Rewrite the data from its first line through the line containing "spec-spur-epoche: Spur: Z", changing "lieferbar" to "verfügbar" and leaving everything else untouched. Return only those lines.

### [Task inputs]
-.-.-

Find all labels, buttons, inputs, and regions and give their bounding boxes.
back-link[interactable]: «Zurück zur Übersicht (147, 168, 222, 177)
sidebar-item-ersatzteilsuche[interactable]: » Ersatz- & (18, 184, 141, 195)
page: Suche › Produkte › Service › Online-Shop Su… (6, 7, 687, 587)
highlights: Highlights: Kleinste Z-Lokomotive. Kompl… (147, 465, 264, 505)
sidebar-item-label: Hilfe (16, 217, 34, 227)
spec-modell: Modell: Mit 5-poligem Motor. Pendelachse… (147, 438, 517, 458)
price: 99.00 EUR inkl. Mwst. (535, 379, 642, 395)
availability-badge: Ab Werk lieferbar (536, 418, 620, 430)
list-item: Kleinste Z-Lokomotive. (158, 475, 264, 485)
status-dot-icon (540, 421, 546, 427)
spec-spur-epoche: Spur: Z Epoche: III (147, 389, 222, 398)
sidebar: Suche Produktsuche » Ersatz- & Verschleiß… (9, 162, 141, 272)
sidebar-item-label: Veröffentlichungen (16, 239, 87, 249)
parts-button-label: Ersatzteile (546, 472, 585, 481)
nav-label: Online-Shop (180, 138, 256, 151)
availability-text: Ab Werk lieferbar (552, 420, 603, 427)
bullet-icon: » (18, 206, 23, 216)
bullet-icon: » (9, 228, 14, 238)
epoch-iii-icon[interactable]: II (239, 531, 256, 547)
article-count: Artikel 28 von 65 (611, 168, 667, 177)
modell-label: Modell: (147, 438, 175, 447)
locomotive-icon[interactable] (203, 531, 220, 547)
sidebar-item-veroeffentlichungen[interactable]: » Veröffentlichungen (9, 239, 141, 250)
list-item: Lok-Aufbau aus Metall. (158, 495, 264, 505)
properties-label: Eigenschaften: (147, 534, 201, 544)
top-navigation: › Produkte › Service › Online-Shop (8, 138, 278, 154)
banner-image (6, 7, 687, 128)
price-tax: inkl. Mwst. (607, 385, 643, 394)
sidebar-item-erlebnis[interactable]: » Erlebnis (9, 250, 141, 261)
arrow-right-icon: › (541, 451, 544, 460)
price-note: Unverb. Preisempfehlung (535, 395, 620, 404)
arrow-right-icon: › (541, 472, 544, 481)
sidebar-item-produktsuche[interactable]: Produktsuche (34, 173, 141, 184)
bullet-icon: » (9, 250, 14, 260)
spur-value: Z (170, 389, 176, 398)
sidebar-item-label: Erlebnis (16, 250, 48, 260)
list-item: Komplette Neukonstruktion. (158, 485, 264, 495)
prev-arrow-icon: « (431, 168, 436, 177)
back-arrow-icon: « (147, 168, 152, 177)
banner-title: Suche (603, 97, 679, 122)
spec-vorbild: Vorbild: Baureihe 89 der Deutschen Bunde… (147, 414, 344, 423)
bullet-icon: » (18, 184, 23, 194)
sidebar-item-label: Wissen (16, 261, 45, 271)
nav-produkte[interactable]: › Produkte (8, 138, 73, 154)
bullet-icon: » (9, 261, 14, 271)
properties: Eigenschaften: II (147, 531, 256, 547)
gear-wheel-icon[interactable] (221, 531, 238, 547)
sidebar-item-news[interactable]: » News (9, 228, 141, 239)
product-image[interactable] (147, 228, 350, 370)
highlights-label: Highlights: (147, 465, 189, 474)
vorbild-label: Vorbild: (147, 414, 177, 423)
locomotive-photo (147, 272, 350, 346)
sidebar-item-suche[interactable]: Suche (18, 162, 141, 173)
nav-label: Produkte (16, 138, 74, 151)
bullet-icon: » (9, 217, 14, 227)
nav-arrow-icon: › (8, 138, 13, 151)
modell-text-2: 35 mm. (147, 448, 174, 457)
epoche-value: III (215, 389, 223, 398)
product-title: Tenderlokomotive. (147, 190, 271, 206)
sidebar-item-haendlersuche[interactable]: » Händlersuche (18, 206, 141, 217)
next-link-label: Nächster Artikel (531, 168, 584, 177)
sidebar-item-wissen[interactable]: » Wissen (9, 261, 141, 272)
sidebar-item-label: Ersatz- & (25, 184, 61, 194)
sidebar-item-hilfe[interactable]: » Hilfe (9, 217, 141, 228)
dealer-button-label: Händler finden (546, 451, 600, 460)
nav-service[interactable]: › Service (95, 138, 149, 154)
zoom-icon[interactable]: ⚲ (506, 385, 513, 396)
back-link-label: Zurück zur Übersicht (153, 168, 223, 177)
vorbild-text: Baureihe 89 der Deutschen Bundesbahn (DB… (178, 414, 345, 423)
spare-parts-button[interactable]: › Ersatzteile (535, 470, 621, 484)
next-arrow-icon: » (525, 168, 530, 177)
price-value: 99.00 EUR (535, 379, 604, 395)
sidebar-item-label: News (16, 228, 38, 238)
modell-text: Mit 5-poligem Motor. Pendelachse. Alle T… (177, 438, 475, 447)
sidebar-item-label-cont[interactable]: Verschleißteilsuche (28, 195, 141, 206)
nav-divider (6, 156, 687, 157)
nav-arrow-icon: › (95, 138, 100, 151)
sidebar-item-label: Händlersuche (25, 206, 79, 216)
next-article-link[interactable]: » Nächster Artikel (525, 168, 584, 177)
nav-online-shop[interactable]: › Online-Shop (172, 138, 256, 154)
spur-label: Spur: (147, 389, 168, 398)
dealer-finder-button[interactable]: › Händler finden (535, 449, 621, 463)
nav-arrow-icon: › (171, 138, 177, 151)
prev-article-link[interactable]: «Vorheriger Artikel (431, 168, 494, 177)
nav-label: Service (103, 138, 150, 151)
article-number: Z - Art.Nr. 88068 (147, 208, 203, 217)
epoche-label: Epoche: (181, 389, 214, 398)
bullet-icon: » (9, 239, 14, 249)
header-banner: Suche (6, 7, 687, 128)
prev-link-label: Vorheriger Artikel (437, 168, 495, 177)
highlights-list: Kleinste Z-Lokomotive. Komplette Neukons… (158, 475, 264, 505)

-.-.-

### [Result]
Find all labels, buttons, inputs, and regions and give their bounding boxes.
back-link[interactable]: «Zurück zur Übersicht (147, 168, 222, 177)
sidebar-item-ersatzteilsuche[interactable]: » Ersatz- & (18, 184, 141, 195)
page: Suche › Produkte › Service › Online-Shop Su… (6, 7, 687, 587)
highlights: Highlights: Kleinste Z-Lokomotive. Kompl… (147, 465, 264, 505)
sidebar-item-label: Hilfe (16, 217, 34, 227)
spec-modell: Modell: Mit 5-poligem Motor. Pendelachse… (147, 438, 517, 458)
price: 99.00 EUR inkl. Mwst. (535, 379, 642, 395)
availability-badge: Ab Werk verfügbar (536, 418, 620, 430)
list-item: Kleinste Z-Lokomotive. (158, 475, 264, 485)
status-dot-icon (540, 421, 546, 427)
spec-spur-epoche: Spur: Z Epoche: III (147, 389, 222, 398)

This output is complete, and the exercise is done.